Problem
Look through the data and write out every line with the word "тәрбиелеудің" in it.

Recorded data

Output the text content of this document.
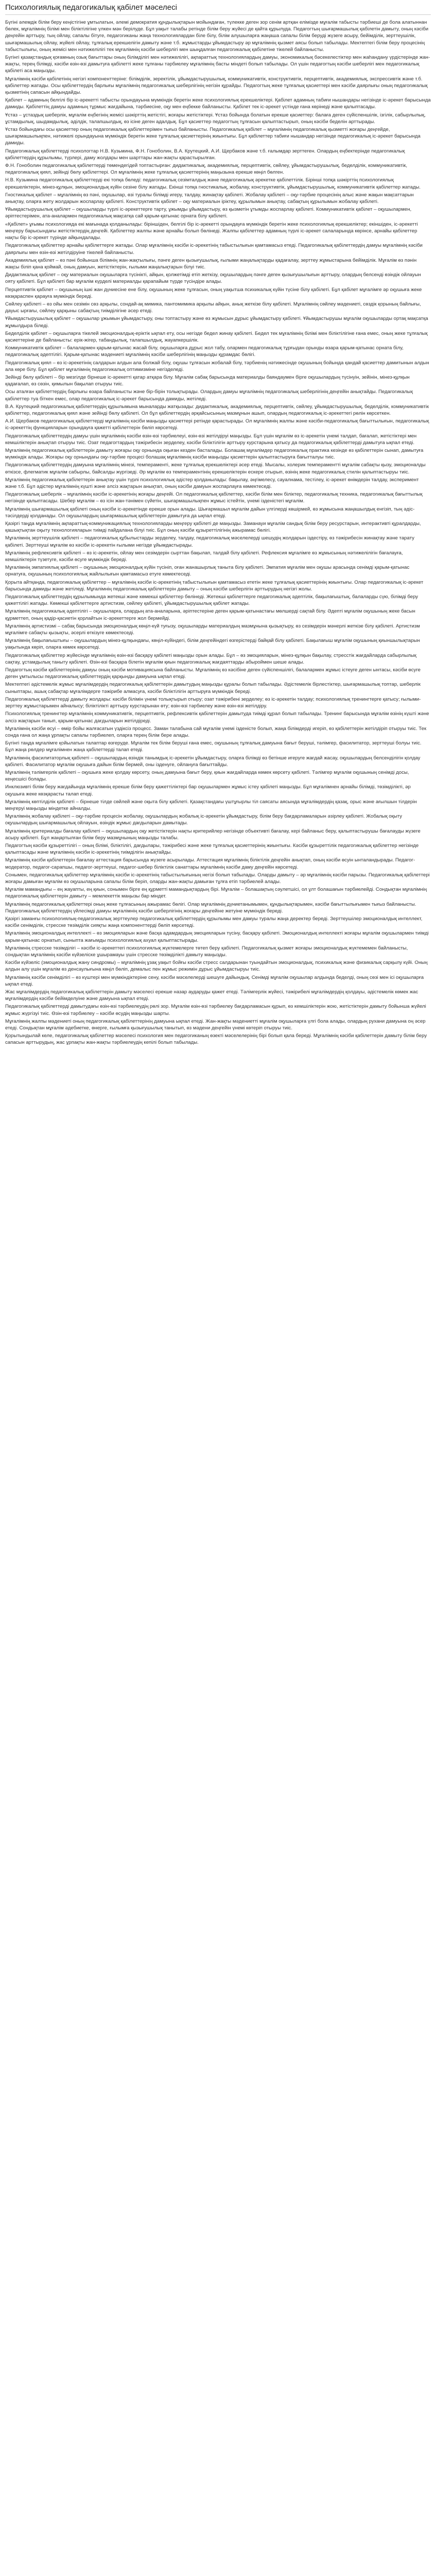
Психологиялық педагогикалық қабілет мәселесі

Бүгіні әлемдік білім беру кеңістігіне ұмтылатын, әлемі демократия құндылықтарын мойындаған, түлекке деген зор сенім артқан елімізде мұғалім табысты тәрбиеші де бола алатыннан бөлек, мұғалімнің білімі мен біліктілігіне үлкен мән берілуде. Бұл уақыт талабы ретінде білім беру жүйесі де қайта құрылуда. Педагогтың шығармашылық қабілетін дамыту, оның кәсіби деңгейін арттыру, тың ойлау, сапалы бітуге, педагогиканы жаңа технологиялардан біле білу, білім алушыларға жаңаша сапалы білім беруді жүзеге асыру, бейімділік, зерттеушілік, шығармашылық ойлау, жүйелі ойлау, тұлғалық ерекшелігін дамыту және т.б. жұмыстарды ұйымдастыру әр мұғалімнің қызмет аясы болып табылады. Мектептегі білім беру процесінің табыстылығы, оның жемісі мен нәтижелілігі тек мұғалімнің кәсіби шеберлігі мен шыңдалған педагогикалық қабілетіне тікелей байланысты.

Бүгінгі қазақстандық қоғамның озық бағыттары оның білімділігі мен нәтижелілігі, ақпараттық технологиялардың дамуы, экономикалық бәсекелестіктер мен жаһандану үрдістерінде жан-жақты, терең білімді, кәсіби өзін-өзі дамытуға қабілетті жеке тұлғаны тәрбиелеу мұғалімнің басты міндеті болып табылады. Ол үшін педагогтың кәсіби шеберлігі мен педагогикалық қабілеті аса маңызды.

Мұғалімнің кәсіби қабілетінің негізгі компоненттеріне: білімділік, зеректілік, ұйымдастырушылық, коммуникативтік, конструктивтік, перцептивтік, академиялық, экспрессивтік және т.б. қабілеттер жатады. Осы қабілеттердің барлығы мұғалімнің педагогикалық шеберлігінің негізін құрайды. Педагогтың жеке тұлғалық қасиеттері мен кәсіби даярлығы оның педагогикалық қызметінің сапасын айқындайды.

Қабілет – адамның белгілі бір іс-әрекетті табысты орындауына мүмкіндік беретін жеке психологиялық ерекшеліктері. Қабілет адамның табиғи нышандары негізінде іс-әрекет барысында дамиды. Қабілеттің дамуы адамның тұрмыс жағдайына, тәрбиесіне, оқу мен еңбекке байланысты. Қабілет тек іс-әрекет үстінде ғана көрінеді және қалыптасады.

Ұстаз – ұстаздық шеберлік, мұғалім еңбегінің жемісі шәкірттің жетістігі, жоғары жетістіктері. Ұстаз бойында болатын ерекше қасиеттер: балаға деген сүйіспеншілік, ізгілік, сабырлылық, ұстамдылық, шыдамдылық, әділдік, талапшылдық, өз ісіне деген адалдық. Бұл қасиеттер педагогтың тұлғасын қалыптастырып, оның кәсіби беделін арттырады.

Ұстаз бойындағы осы қасиеттер оның педагогикалық қабілеттерімен тығыз байланысты. Педагогикалық қабілет – мұғалімнің педагогикалық қызметті жоғары деңгейде, шығармашылықпен, нәтижелі орындауына мүмкіндік беретін жеке тұлғалық қасиеттерінің жиынтығы. Бұл қабілеттер табиғи нышандар негізінде педагогикалық іс-әрекет барысында дамиды.

Педагогикалық қабілеттерді психологтар Н.В. Кузьмина, Ф.Н. Гоноболин, В.А. Крутецкий, А.И. Щербаков және т.б. ғалымдар зерттеген. Олардың еңбектерінде педагогикалық қабілеттердің құрылымы, түрлері, даму жолдары мен шарттары жан-жақты қарастырылған.

Ф.Н. Гоноболин педагогикалық қабілеттерді төмендегідей топтастырған: дидактикалық, академиялық, перцептивтік, сөйлеу, ұйымдастырушылық, беделділік, коммуникативтік, педагогикалық қиял, зейінді бөлу қабілеттері. Ол мұғалімнің жеке тұлғалық қасиеттерінің маңызына ерекше көңіл бөлген.

Н.В. Кузьмина педагогикалық қабілеттерді екі топқа бөледі: педагогикалық сезімталдық және педагогикалық әрекетке қабілеттілік. Бірінші топқа шәкірттің психологиялық ерекшеліктерін, мінез-құлқын, эмоционалдық күйін сезіне білу жатады. Екінші топқа гностикалық, жобалау, конструктивтік, ұйымдастырушылық, коммуникативтік қабілеттер жатады.

Гностикалық қабілет – мұғалімнің өз пәні, оқушылар, өзі туралы білімді игеру, талдау, жинақтау қабілеті. Жобалау қабілеті – оқу-тәрбие процесінің алыс және жақын мақсаттарын анықтау, оларға жету жолдарын жоспарлау қабілеті. Конструктивтік қабілет – оқу материалын іріктеу, құрылымын анықтау, сабақтың құрылымын жобалау қабілеті.

Ұйымдастырушылық қабілет – оқушыларды түрлі іс-әрекеттерге тарту, ұжымды ұйымдастыру, өз қызметін ұтымды жоспарлау қабілеті. Коммуникативтік қабілет – оқушылармен, әріптестерімен, ата-аналармен педагогикалық мақсатқа сай қарым-қатынас орната білу қабілеті.

«Қабілет» ұғымы психологияда екі мағынада қолданылады: біріншіден, белгілі бір іс-әрекетті орындауға мүмкіндік беретін жеке психологиялық ерекшеліктер; екіншіден, іс-әрекетті меңгеру барысындағы жетістіктердің деңгейі. Қабілеттер жалпы және арнайы болып бөлінеді. Жалпы қабілеттер адамның түрлі іс-әрекет салаларында көрінсе, арнайы қабілеттер нақты бір іс-әрекет түрінде айқындалады.

Педагогикалық қабілеттер арнайы қабілеттерге жатады. Олар мұғалімнің кәсіби іс-әрекетінің табыстылығын қамтамасыз етеді. Педагогикалық қабілеттердің дамуы мұғалімнің кәсіби даярлығы мен өзін-өзі жетілдіруіне тікелей байланысты.

Академиялық қабілет – өз пәні бойынша білімнің жан-жақтылығы, пәнге деген қызығушылық, ғылыми жаңалықтарды қадағалау, зерттеу жұмыстарына бейімділік. Мұғалім өз пәнін жақсы біліп қана қоймай, оның дамуын, жетістіктерін, ғылыми жаңалықтарын білуі тиіс.

Дидактикалық қабілет – оқу материалын оқушыларға түсінікті, айқын, қолжетімді етіп жеткізу, оқушылардың пәнге деген қызығушылығын арттыру, олардың белсенді өзіндік ойлауын ояту қабілеті. Бұл қабілеті бар мұғалім күрделі материалды қарапайым түрде түсіндіре алады.

Перцептивтік қабілет – оқушының ішкі жан дүниесіне ене білу, оқушының жеке тұлғасын, оның уақытша психикалық күйін түсіне білу қабілеті. Бұл қабілет мұғалімге әр оқушыға жеке көзқараспен қарауға мүмкіндік береді.

Сөйлеу қабілеті – өз ойы мен сезімін сөз арқылы, сондай-ақ мимика, пантомимика арқылы айқын, анық жеткізе білу қабілеті. Мұғалімнің сөйлеу мәдениеті, сөздік қорының байлығы, дауыс ырғағы, сөйлеу қарқыны сабақтың тиімділігіне әсер етеді.

Ұйымдастырушылық қабілет – оқушылар ұжымын ұйымдастыру, оны топтастыру және өз жұмысын дұрыс ұйымдастыру қабілеті. Ұйымдастырушы мұғалім оқушыларды ортақ мақсатқа жұмылдыра біледі.

Беделділік қабілет – оқушыларға тікелей эмоционалдық-еріктік ықпал ету, осы негізде бедел жинау қабілеті. Бедел тек мұғалімнің білімі мен біліктілігіне ғана емес, оның жеке тұлғалық қасиеттеріне де байланысты: ерік-жігер, табандылық, талапшылдық, жауапкершілік.

Коммуникативтік қабілет – балалармен қарым-қатынас жасай білу, оқушыларға дұрыс жол табу, олармен педагогикалық тұрғыдан орынды өзара қарым-қатынас орната білу, педагогикалық әдептілігі. Қарым-қатынас мәдениеті мұғалімнің кәсіби шеберлігінің маңызды құрамдас бөлігі.

Педагогикалық қиял – өз іс-әрекетінің салдарын алдын ала болжай білу, оқушы тұлғасын жобалай білу, тәрбиенің нәтижесінде оқушының бойында қандай қасиеттер дамитынын алдын ала көре білу. Бұл қабілет мұғалімнің педагогикалық оптимизміне негізделеді.

Зейінді бөлу қабілеті – бір мезгілде бірнеше іс-әрекетті қатар атқара білу. Мұғалім сабақ барысында материалды баяндаумен бірге оқушылардың түсінуін, зейінін, мінез-құлқын қадағалап, өз сөзін, қимылын бақылап отыруы тиіс.

Осы аталған қабілеттердің барлығы өзара байланысты және бір-бірін толықтырады. Олардың дамуы мұғалімнің педагогикалық шеберлігінің деңгейін анықтайды. Педагогикалық қабілеттер туа біткен емес, олар педагогикалық іс-әрекет барысында дамиды, жетіледі.

В.А. Крутецкий педагогикалық қабілеттердің құрылымына мыналарды жатқызады: дидактикалық, академиялық, перцептивтік, сөйлеу, ұйымдастырушылық, беделділік, коммуникативтік қабілеттер, педагогикалық қиял және зейінді бөлу қабілеті. Ол бұл қабілеттердің әрқайсысының мазмұнын ашып, олардың педагогикалық іс-әрекеттегі рөлін көрсеткен.

А.И. Щербаков педагогикалық қабілеттерді мұғалімнің кәсіби маңызды қасиеттері ретінде қарастырады. Ол мұғалімнің жалпы және кәсіби-педагогикалық бағыттылығын, педагогикалық іс-әрекеттің функцияларын орындауға қажетті қабілеттерін бөліп көрсетеді.

Педагогикалық қабілеттердің дамуы үшін мұғалімнің кәсіби өзін-өзі тәрбиелеуі, өзін-өзі жетілдіруі маңызды. Бұл үшін мұғалім өз іс-әрекетін үнемі талдап, бағалап, жетістіктері мен кемшіліктерін анықтап отыруы тиіс. Озат педагогтардың тәжірибесін зерделеу, кәсіби біліктілігін арттыру курстарына қатысу да педагогикалық қабілеттерді дамытуға ықпал етеді.

Мұғалімнің педагогикалық қабілеттерін дамыту жоғары оқу орнында оқыған кезден басталады. Болашақ мұғалімдер педагогикалық практика кезінде өз қабілеттерін сынап, дамытуға мүмкіндік алады. Жоғары оқу орнындағы оқу-тәрбие процесі болашақ мұғалімнің кәсіби маңызды қасиеттерін қалыптастыруға бағытталуы тиіс.

Педагогикалық қабілеттердің дамуына мұғалімнің мінезі, темпераменті, жеке тұлғалық ерекшеліктері әсер етеді. Мысалы, холерик темпераментті мұғалім сабақты қызу, эмоционалды өткізсе, флегматик мұғалім сабырлы, байсалды жүргізеді. Әр мұғалім өз темпераментінің ерекшеліктерін ескере отырып, өзінің жеке педагогикалық стилін қалыптастыруы тиіс.

Мұғалімнің педагогикалық қабілеттерін анықтау үшін түрлі психологиялық әдістер қолданылады: бақылау, әңгімелесу, сауалнама, тестілеу, іс-әрекет өнімдерін талдау, эксперимент және т.б. Бұл әдістер мұғалімнің күшті және әлсіз жақтарын анықтап, оның кәсіби дамуын жоспарлауға көмектеседі.

Педагогикалық шеберлік – мұғалімнің кәсіби іс-әрекетінің жоғары деңгейі. Ол педагогикалық қабілеттер, кәсіби білім мен біліктер, педагогикалық техника, педагогикалық бағыттылық негізінде қалыптасады. Шебер мұғалім – өз ісін жан-тәнімен сүйетін, шығармашылықпен жұмыс істейтін, үнемі ізденістегі мұғалім.

Мұғалімнің шығармашылық қабілеті оның кәсіби іс-әрекетінде ерекше орын алады. Шығармашыл мұғалім дайын үлгілерді көшірмей, өз жұмысына жаңашылдық енгізіп, тың әдіс-тәсілдерді қолданады. Ол оқушылардың шығармашылық қабілеттерін дамытуға да ықпал етеді.

Қазіргі таңда мұғалімнің ақпараттық-коммуникациялық технологияларды меңгеру қабілеті де маңызды. Заманауи мұғалім сандық білім беру ресурстарын, интерактивті құралдарды, қашықтықтан оқыту технологияларын тиімді пайдалана білуі тиіс. Бұл оның кәсіби құзыреттілігінің ажырамас бөлігі.

Мұғалімнің зерттеушілік қабілеті – педагогикалық құбылыстарды зерделеу, талдау, педагогикалық мәселелерді шешудің жолдарын іздестіру, өз тәжірибесін жинақтау және тарату қабілеті. Зерттеуші мұғалім өз кәсіби іс-әрекетін ғылыми негізде ұйымдастырады.

Мұғалімнің рефлексивтік қабілеті – өз іс-әрекетін, ойлау мен сезімдерін сырттан бақылап, талдай білу қабілеті. Рефлексия мұғалімге өз жұмысының нәтижелілігін бағалауға, кемшіліктерін түзетуге, кәсіби өсуге мүмкіндік береді.

Мұғалімнің эмпатиялық қабілеті – оқушының эмоционалдық күйін түсініп, оған жанашырлық таныта білу қабілеті. Эмпатия мұғалім мен оқушы арасында сенімді қарым-қатынас орнатуға, оқушының психологиялық жайлылығын қамтамасыз етуге көмектеседі.

Қорыта айтқанда, педагогикалық қабілеттер – мұғалімнің кәсіби іс-әрекетінің табыстылығын қамтамасыз ететін жеке тұлғалық қасиеттерінің жиынтығы. Олар педагогикалық іс-әрекет барысында дамиды және жетіледі. Мұғалімнің педагогикалық қабілеттерін дамыту – оның кәсіби шеберлігін арттырудың негізгі жолы.

Педагогикалық қабілеттердің құрылымында жетекші және көмекші қабілеттер бөлінеді. Жетекші қабілеттерге педагогикалық әдептілік, бақылағыштық, балаларды сүю, білімді беру қажеттілігі жатады. Көмекші қабілеттерге артистизм, сөйлеу қабілеті, ұйымдастырушылық қабілет жатады.

Мұғалімнің педагогикалық әдептілігі – оқушыларға, олардың ата-аналарына, әріптестеріне деген қарым-қатынастағы мөлшерді сақтай білу. Әдепті мұғалім оқушының жеке басын құрметтеп, оның қадір-қасиетін қорлайтын іс-әрекеттерге жол бермейді.

Мұғалімнің артистизмі – сабақ барысында эмоционалдық көңіл-күй туғызу, оқушыларды материалдың мазмұнына қызықтыру, өз сезімдерін мәнерлі жеткізе білу қабілеті. Артистизм мұғалімге сабақты қызықты, әсерлі өткізуге көмектеседі.

Мұғалімнің бақылағыштығы – оқушылардың мінез-құлқындағы, көңіл-күйіндегі, білім деңгейіндегі өзгерістерді байқай білу қабілеті. Бақылағыш мұғалім оқушының қиыншылықтарын уақытында көріп, оларға көмек көрсетеді.

Педагогикалық қабілеттер жүйесінде мұғалімнің өзін-өзі басқару қабілеті маңызды орын алады. Бұл – өз эмоцияларын, мінез-құлқын бақылау, стресстік жағдайларда сабырлылық сақтау, ұстамдылық таныту қабілеті. Өзін-өзі басқара білетін мұғалім қиын педагогикалық жағдаяттарды абыроймен шеше алады.

Педагогтың кәсіби қабілеттерінің дамуы оның кәсіби мотивациясына байланысты. Мұғалімнің өз кәсібіне деген сүйіспеншілігі, балалармен жұмыс істеуге деген ынтасы, кәсіби өсуге деген ұмтылысы педагогикалық қабілеттердің қарқынды дамуына ықпал етеді.

Мектептегі әдістемелік жұмыс мұғалімдердің педагогикалық қабілеттерін дамытудың маңызды құралы болып табылады. Әдістемелік бірлестіктер, шығармашылық топтар, шеберлік сыныптары, ашық сабақтар мұғалімдерге тәжірибе алмасуға, кәсіби біліктілігін арттыруға мүмкіндік береді.

Педагогикалық қабілеттерді дамыту жолдары: кәсіби білімін үнемі толықтырып отыру; озат тәжірибені зерделеу; өз іс-әрекетін талдау; психологиялық тренингтерге қатысу; ғылыми-зерттеу жұмыстарымен айналысу; біліктілікті арттыру курстарынан өту; өзін-өзі тәрбиелеу және өзін-өзі жетілдіру.

Психологиялық тренингтер мұғалімнің коммуникативтік, перцептивтік, рефлексивтік қабілеттерін дамытуда тиімді құрал болып табылады. Тренинг барысында мұғалім өзінің күшті және әлсіз жақтарын танып, қарым-қатынас дағдыларын жетілдіреді.

Мұғалімнің кәсіби өсуі – өмір бойы жалғасатын үздіксіз процесс. Заман талабына сай мұғалім үнемі ізденісте болып, жаңа білімдерді игеріп, өз қабілеттерін жетілдіріп отыруы тиіс. Тек сонда ғана ол жаңа ұрпақты сапалы тәрбиелеп, оларға терең білім бере алады.

Бүгінгі таңда мұғалімге қойылатын талаптар өзгеруде. Мұғалім тек білім беруші ғана емес, оқушының тұлғалық дамуына бағыт беруші, тәлімгер, фасилитатор, зерттеуші болуы тиіс. Бұл жаңа рөлдер мұғалімнен жаңа қабілеттерді талап етеді.

Мұғалімнің фасилитаторлық қабілеті – оқушылардың өзіндік танымдық іс-әрекетін ұйымдастыру, оларға білімді өз бетінше игеруге жағдай жасау, оқушылардың белсенділігін қолдау қабілеті. Фасилитатор мұғалім оқушыға дайын білім бермей, оны ізденуге, ойлануға бағыттайды.

Мұғалімнің тәлімгерлік қабілеті – оқушыға жеке қолдау көрсету, оның дамуына бағыт беру, қиын жағдайларда көмек көрсету қабілеті. Тәлімгер мұғалім оқушының сенімді досы, кеңесшісі болады.

Инклюзивті білім беру жағдайында мұғалімнің ерекше білім беру қажеттіліктері бар оқушылармен жұмыс істеу қабілеті маңызды. Бұл мұғалімнен арнайы білімді, төзімділікті, әр оқушыға жеке көзқарасты талап етеді.

Мұғалімнің көптілділік қабілеті – бірнеше тілде сөйлей және оқыта білу қабілеті. Қазақстандағы үштұғырлы тіл саясаты аясында мұғалімдердің қазақ, орыс және ағылшын тілдерін меңгеруі маңызды міндетке айналды.

Мұғалімнің жобалау қабілеті – оқу-тәрбие процесін жобалау, оқушылардың жобалық іс-әрекетін ұйымдастыру, білім беру бағдарламаларын әзірлеу қабілеті. Жобалық оқыту оқушылардың шығармашылық ойлауын, өзіндік жұмыс дағдыларын дамытады.

Мұғалімнің критериалды бағалау қабілеті – оқушылардың оқу жетістіктерін нақты критерийлер негізінде объективті бағалау, кері байланыс беру, қалыптастырушы бағалауды жүзеге асыру қабілеті. Бұл жаңартылған білім беру мазмұнының маңызды талабы.

Педагогтың кәсіби құзыреттілігі – оның білімі, біліктілігі, дағдылары, тәжірибесі және жеке тұлғалық қасиеттерінің жиынтығы. Кәсіби құзыреттілік педагогикалық қабілеттер негізінде қалыптасады және мұғалімнің кәсіби іс-әрекетінің тиімділігін анықтайды.

Мұғалімнің кәсіби қабілеттерін бағалау аттестация барысында жүзеге асырылады. Аттестация мұғалімнің біліктілік деңгейін анықтап, оның кәсіби өсуін ынталандырады. Педагог-модератор, педагог-сарапшы, педагог-зерттеуші, педагог-шебер біліктілік санаттары мұғалімнің кәсіби даму деңгейін көрсетеді.

Сонымен, педагогикалық қабілеттер мұғалімнің кәсіби іс-әрекетінің табыстылығының негізі болып табылады. Оларды дамыту – әр мұғалімнің кәсіби парызы. Педагогикалық қабілеттері жоғары дамыған мұғалім өз оқушыларына сапалы білім беріп, оларды жан-жақты дамыған тұлға етіп тәрбиелей алады.

Мұғалім мамандығы – ең жауапты, ең қиын, сонымен бірге ең құрметті мамандықтардың бірі. Мұғалім – болашақтың сәулетшісі, ол ұлт болашағын тәрбиелейді. Сондықтан мұғалімнің педагогикалық қабілеттерін дамыту – мемлекеттік маңызы бар міндет.

Мұғалімнің педагогикалық қабілеттері оның жеке тұлғасының ажырамас бөлігі. Олар мұғалімнің дүниетанымымен, құндылықтарымен, кәсіби бағыттылығымен тығыз байланысты. Педагогикалық қабілеттердің үйлесімді дамуы мұғалімнің кәсіби шеберлігінің жоғары деңгейіне жетуіне мүмкіндік береді.

Қазіргі заманғы психологиялық-педагогикалық зерттеулер педагогикалық қабілеттердің құрылымы мен дамуы туралы жаңа деректер береді. Зерттеушілер эмоционалдық интеллект, кәсіби сенімділік, стресске төзімділік сияқты жаңа компоненттерді бөліп көрсетеді.

Мұғалімнің эмоционалдық интеллекті – өз эмоцияларын және басқа адамдардың эмоцияларын түсіну, басқару қабілеті. Эмоционалдық интеллекті жоғары мұғалім оқушылармен тиімді қарым-қатынас орнатып, сыныпта жағымды психологиялық ахуал қалыптастырады.

Мұғалімнің стресске төзімділігі – кәсіби іс-әрекеттегі психологиялық жүктемелерге төтеп беру қабілеті. Педагогикалық қызмет жоғары эмоционалдық жүктемемен байланысты, сондықтан мұғалімнің кәсіби күйзеліске ұшырамауы үшін стресске төзімділікті дамыту маңызды.

Кәсіби күйзеліс (эмоционалдық жану синдромы) – мұғалімнің ұзақ уақыт бойғы кәсіби стресс салдарынан туындайтын эмоционалдық, психикалық және физикалық сарқылу күйі. Оның алдын алу үшін мұғалім өз денсаулығына көңіл бөліп, демалыс пен жұмыс режимін дұрыс ұйымдастыруы тиіс.

Мұғалімнің кәсіби сенімділігі – өз күштері мен мүмкіндіктеріне сену, кәсіби мәселелерді шешуге дайындық. Сенімді мұғалім оқушылар алдында беделді, оның сөзі мен ісі оқушыларға ықпал етеді.

Жас мұғалімдердің педагогикалық қабілеттерін дамыту мәселесі ерекше назар аударуды қажет етеді. Тәлімгерлік жүйесі, тәжірибелі мұғалімдердің қолдауы, әдістемелік көмек жас мұғалімдердің кәсіби бейімделуіне және дамуына ықпал етеді.

Педагогикалық қабілеттерді дамытудағы өзін-өзі тәрбиелеудің рөлі зор. Мұғалім өзін-өзі тәрбиелеу бағдарламасын құрып, өз кемшіліктерін жою, жетістіктерін дамыту бойынша жүйелі жұмыс жүргізуі тиіс. Өзін-өзі тәрбиелеу – кәсіби өсудің маңызды шарты.

Мұғалімнің жалпы мәдениеті оның педагогикалық қабілеттерінің дамуына ықпал етеді. Жан-жақты мәдениетті мұғалім оқушыларға үлгі бола алады, олардың рухани дамуына оң әсер етеді. Сондықтан мұғалім әдебиетке, өнерге, ғылымға қызығушылық танытып, өз мәдени деңгейін үнемі көтеріп отыруы тиіс.

Қорытындылай келе, педагогикалық қабілеттер мәселесі психология мен педагогиканың өзекті мәселелерінің бірі болып қала береді. Мұғалімнің кәсіби қабілеттерін дамыту білім беру сапасын арттырудың, жас ұрпақты жан-жақты тәрбиелеудің кепілі болып табылады.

Reply to the task
Педагогикалық қабілеттерді дамытудағы өзін-өзі тәрбиелеудің рөлі зор. Мұғалім өзін-өзі тәрбиелеу бағдарламасын құрып, өз кемшіліктерін жою, жетістіктерін дамыту бойынша жүйелі жұмыс жүргізуі тиіс. Өзін-өзі тәрбиелеу – кәсіби өсудің маңызды шарты.
Қорытындылай келе, педагогикалық қабілеттер мәселесі психология мен педагогиканың өзекті мәселелерінің бірі болып қала береді. Мұғалімнің кәсіби қабілеттерін дамыту білім беру сапасын арттырудың, жас ұрпақты жан-жақты тәрбиелеудің кепілі болып табылады.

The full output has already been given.